Source data:
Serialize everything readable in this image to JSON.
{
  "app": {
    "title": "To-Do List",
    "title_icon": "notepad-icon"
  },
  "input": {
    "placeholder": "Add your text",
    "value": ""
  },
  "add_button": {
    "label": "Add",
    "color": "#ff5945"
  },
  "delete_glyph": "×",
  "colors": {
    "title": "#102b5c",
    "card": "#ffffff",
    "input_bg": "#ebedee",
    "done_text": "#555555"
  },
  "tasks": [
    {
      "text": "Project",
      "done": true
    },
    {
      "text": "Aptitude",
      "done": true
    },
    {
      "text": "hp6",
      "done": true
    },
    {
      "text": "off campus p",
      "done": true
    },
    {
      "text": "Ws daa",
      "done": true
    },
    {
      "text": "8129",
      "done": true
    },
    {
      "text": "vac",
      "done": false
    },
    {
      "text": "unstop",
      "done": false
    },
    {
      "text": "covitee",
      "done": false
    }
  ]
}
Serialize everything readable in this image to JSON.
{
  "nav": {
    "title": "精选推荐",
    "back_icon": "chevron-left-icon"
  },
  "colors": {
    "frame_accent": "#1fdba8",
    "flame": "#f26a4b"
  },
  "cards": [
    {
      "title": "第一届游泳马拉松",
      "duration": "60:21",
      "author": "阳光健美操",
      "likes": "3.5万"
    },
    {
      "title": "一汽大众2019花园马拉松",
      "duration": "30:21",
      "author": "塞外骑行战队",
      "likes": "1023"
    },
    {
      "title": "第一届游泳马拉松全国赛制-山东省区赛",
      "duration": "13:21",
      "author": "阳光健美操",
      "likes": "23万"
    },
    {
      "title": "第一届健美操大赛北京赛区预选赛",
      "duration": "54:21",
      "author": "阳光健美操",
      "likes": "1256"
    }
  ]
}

Required work: Every line of the data above should be copied exactly.

Expected answer:
Serialize everything readable in this image to JSON.
{
  "app": {
    "title": "To-Do List",
    "title_icon": "notepad-icon"
  },
  "input": {
    "placeholder": "Add your text",
    "value": ""
  },
  "add_button": {
    "label": "Add",
    "color": "#ff5945"
  },
  "delete_glyph": "×",
  "colors": {
    "title": "#102b5c",
    "card": "#ffffff",
    "input_bg": "#ebedee",
    "done_text": "#555555"
  },
  "tasks": [
    {
      "text": "Project",
      "done": true
    },
    {
      "text": "Aptitude",
      "done": true
    },
    {
      "text": "hp6",
      "done": true
    },
    {
      "text": "off campus p",
      "done": true
    },
    {
      "text": "Ws daa",
      "done": true
    },
    {
      "text": "8129",
      "done": true
    },
    {
      "text": "vac",
      "done": false
    },
    {
      "text": "unstop",
      "done": false
    },
    {
      "text": "covitee",
      "done": false
    }
  ]
}
Serialize everything readable in this image to JSON.
{
  "nav": {
    "title": "精选推荐",
    "back_icon": "chevron-left-icon"
  },
  "colors": {
    "frame_accent": "#1fdba8",
    "flame": "#f26a4b"
  },
  "cards": [
    {
      "title": "第一届游泳马拉松",
      "duration": "60:21",
      "author": "阳光健美操",
      "likes": "3.5万"
    },
    {
      "title": "一汽大众2019花园马拉松",
      "duration": "30:21",
      "author": "塞外骑行战队",
      "likes": "1023"
    },
    {
      "title": "第一届游泳马拉松全国赛制-山东省区赛",
      "duration": "13:21",
      "author": "阳光健美操",
      "likes": "23万"
    },
    {
      "title": "第一届健美操大赛北京赛区预选赛",
      "duration": "54:21",
      "author": "阳光健美操",
      "likes": "1256"
    }
  ]
}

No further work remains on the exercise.